- [DATA FOR THIS EXERCISE]:
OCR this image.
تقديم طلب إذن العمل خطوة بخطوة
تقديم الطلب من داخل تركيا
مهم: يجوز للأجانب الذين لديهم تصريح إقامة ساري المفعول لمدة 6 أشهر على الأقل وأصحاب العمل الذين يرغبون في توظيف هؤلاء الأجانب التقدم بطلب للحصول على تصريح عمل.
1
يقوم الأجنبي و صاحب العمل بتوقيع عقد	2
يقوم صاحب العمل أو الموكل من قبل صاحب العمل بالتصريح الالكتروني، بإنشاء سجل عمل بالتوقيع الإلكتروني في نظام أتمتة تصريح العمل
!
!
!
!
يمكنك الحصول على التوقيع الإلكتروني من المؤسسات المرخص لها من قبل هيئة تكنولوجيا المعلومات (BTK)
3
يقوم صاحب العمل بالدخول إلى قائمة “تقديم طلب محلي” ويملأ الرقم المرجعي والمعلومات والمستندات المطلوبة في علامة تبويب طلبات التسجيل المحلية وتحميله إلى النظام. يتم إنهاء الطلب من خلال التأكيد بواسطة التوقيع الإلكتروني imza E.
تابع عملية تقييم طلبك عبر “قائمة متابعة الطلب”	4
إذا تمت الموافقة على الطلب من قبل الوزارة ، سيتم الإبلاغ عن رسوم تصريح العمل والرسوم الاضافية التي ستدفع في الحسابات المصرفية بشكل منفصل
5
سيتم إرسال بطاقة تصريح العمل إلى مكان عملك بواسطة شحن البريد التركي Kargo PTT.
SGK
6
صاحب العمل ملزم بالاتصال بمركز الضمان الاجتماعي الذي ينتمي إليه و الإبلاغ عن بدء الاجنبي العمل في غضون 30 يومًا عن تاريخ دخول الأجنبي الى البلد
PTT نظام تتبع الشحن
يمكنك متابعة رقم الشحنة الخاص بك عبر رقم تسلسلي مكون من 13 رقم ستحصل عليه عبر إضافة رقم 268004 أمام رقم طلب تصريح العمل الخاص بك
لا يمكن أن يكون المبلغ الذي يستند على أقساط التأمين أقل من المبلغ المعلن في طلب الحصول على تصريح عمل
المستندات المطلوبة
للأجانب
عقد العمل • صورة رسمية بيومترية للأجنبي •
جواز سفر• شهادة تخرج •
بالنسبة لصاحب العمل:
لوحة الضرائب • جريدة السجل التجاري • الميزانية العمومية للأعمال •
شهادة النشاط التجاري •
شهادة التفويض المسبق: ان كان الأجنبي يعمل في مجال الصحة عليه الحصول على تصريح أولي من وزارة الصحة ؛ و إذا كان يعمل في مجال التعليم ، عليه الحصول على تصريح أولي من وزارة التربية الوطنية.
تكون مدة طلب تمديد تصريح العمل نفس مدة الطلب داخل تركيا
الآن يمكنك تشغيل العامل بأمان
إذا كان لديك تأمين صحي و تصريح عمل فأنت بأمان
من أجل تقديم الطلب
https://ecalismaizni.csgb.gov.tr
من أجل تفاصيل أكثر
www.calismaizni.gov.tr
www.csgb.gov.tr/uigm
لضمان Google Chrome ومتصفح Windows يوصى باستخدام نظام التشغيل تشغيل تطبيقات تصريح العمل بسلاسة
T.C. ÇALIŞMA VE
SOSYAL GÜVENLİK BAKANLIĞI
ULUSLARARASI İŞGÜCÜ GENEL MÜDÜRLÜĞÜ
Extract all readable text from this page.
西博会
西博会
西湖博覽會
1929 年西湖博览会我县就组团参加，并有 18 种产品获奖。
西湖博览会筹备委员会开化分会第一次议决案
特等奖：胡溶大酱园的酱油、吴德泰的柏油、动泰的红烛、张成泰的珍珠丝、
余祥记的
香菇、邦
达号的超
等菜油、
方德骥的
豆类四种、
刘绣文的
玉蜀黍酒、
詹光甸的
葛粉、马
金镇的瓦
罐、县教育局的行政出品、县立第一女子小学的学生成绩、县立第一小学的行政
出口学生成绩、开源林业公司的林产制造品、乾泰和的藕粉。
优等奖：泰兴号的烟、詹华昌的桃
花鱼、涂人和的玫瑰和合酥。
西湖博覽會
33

- [PROMPT]:
Go back to the data above and please quote exactly, and only, the lines from the line with "Extract all readable text from this page." through its last line.

- [EXPECTED ANSWER]:
Extract all readable text from this page.
西博会
西博会
西湖博覽會
1929 年西湖博览会我县就组团参加，并有 18 种产品获奖。
西湖博览会筹备委员会开化分会第一次议决案
特等奖：胡溶大酱园的酱油、吴德泰的柏油、动泰的红烛、张成泰的珍珠丝、
余祥记的
香菇、邦
达号的超
等菜油、
方德骥的
豆类四种、
刘绣文的
玉蜀黍酒、
詹光甸的
葛粉、马
金镇的瓦
罐、县教育局的行政出品、县立第一女子小学的学生成绩、县立第一小学的行政
出口学生成绩、开源林业公司的林产制造品、乾泰和的藕粉。
优等奖：泰兴号的烟、詹华昌的桃
花鱼、涂人和的玫瑰和合酥。
西湖博覽會
33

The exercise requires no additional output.